▸ WHAT TO PRODUCE:
Which lines below hold the word "with"? Report each one.

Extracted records

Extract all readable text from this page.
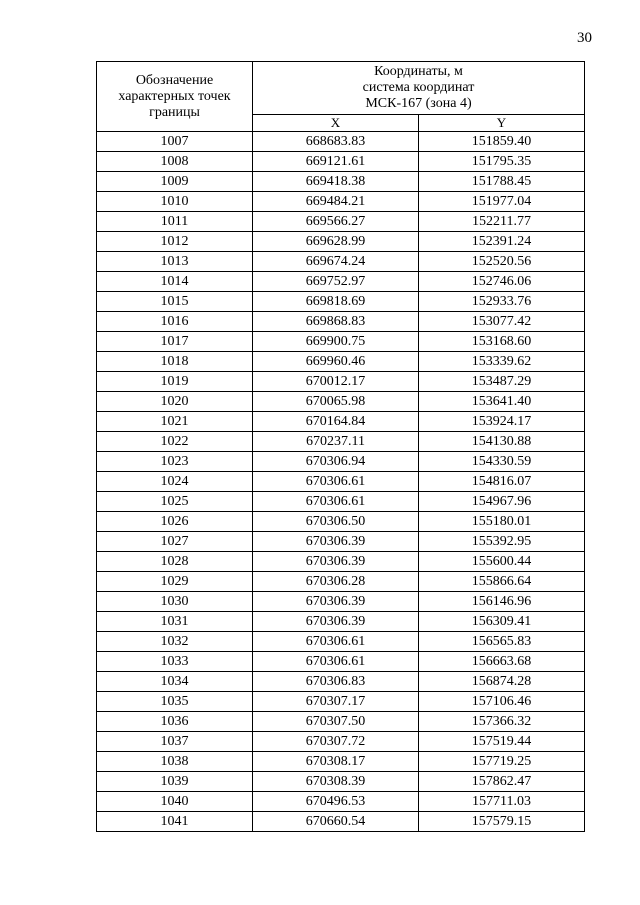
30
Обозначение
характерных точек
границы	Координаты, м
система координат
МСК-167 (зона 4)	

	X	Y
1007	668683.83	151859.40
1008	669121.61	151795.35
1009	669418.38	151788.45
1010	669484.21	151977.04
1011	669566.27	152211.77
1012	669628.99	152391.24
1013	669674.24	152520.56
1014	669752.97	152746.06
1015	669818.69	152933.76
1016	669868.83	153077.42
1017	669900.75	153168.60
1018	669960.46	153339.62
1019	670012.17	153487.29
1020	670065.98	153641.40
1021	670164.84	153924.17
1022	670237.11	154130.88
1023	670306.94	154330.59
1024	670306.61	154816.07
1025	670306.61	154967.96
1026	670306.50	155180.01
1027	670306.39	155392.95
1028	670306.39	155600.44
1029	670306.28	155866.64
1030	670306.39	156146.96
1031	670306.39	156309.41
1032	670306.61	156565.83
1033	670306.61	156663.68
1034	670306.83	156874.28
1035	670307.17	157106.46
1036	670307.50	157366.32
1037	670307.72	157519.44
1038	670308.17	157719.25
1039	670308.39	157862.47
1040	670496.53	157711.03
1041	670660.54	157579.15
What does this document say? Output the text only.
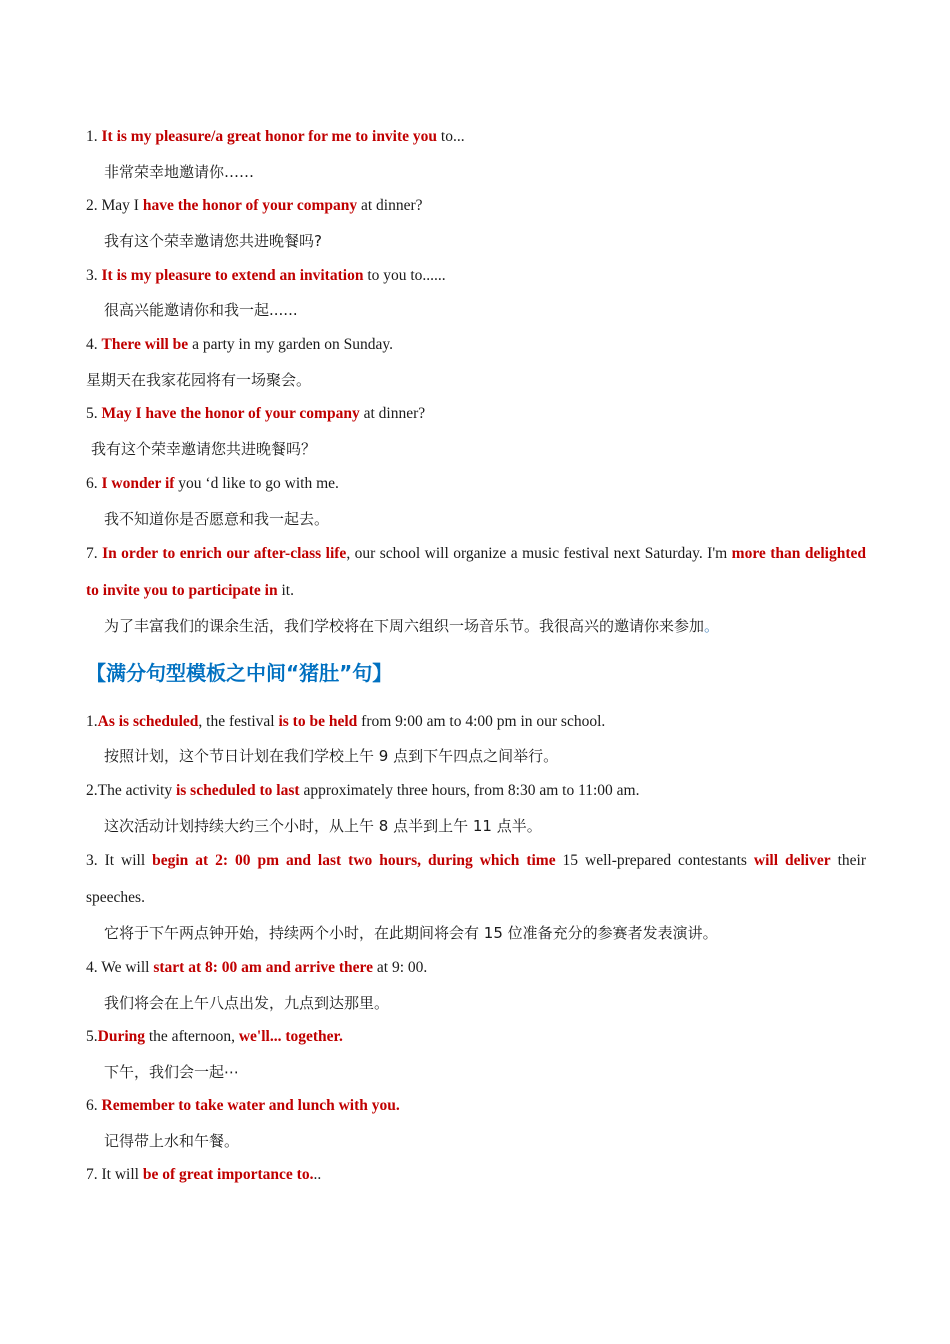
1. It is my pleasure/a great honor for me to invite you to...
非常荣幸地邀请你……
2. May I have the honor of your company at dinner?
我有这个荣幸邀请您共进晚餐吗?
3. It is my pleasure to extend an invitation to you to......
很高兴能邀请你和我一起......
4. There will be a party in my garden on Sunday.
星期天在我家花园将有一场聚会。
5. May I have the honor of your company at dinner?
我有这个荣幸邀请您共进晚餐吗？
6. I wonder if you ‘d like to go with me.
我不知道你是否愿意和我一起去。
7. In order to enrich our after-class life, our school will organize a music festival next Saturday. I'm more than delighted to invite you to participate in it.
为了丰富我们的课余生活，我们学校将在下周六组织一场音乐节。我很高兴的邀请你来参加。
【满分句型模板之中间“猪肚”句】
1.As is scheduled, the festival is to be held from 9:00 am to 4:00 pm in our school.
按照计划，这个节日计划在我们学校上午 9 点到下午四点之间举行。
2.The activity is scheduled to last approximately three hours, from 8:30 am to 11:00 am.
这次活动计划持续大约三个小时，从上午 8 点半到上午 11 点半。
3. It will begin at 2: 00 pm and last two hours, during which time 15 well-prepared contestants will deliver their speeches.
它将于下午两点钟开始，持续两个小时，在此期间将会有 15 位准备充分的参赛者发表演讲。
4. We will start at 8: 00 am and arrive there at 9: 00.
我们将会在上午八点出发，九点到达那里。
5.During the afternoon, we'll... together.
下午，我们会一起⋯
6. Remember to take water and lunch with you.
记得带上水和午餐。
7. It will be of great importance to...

▸ SOLUTION TO THE PROBLEM:
6. I wonder if you ‘d like to go with me.
6. Remember to take water and lunch with you.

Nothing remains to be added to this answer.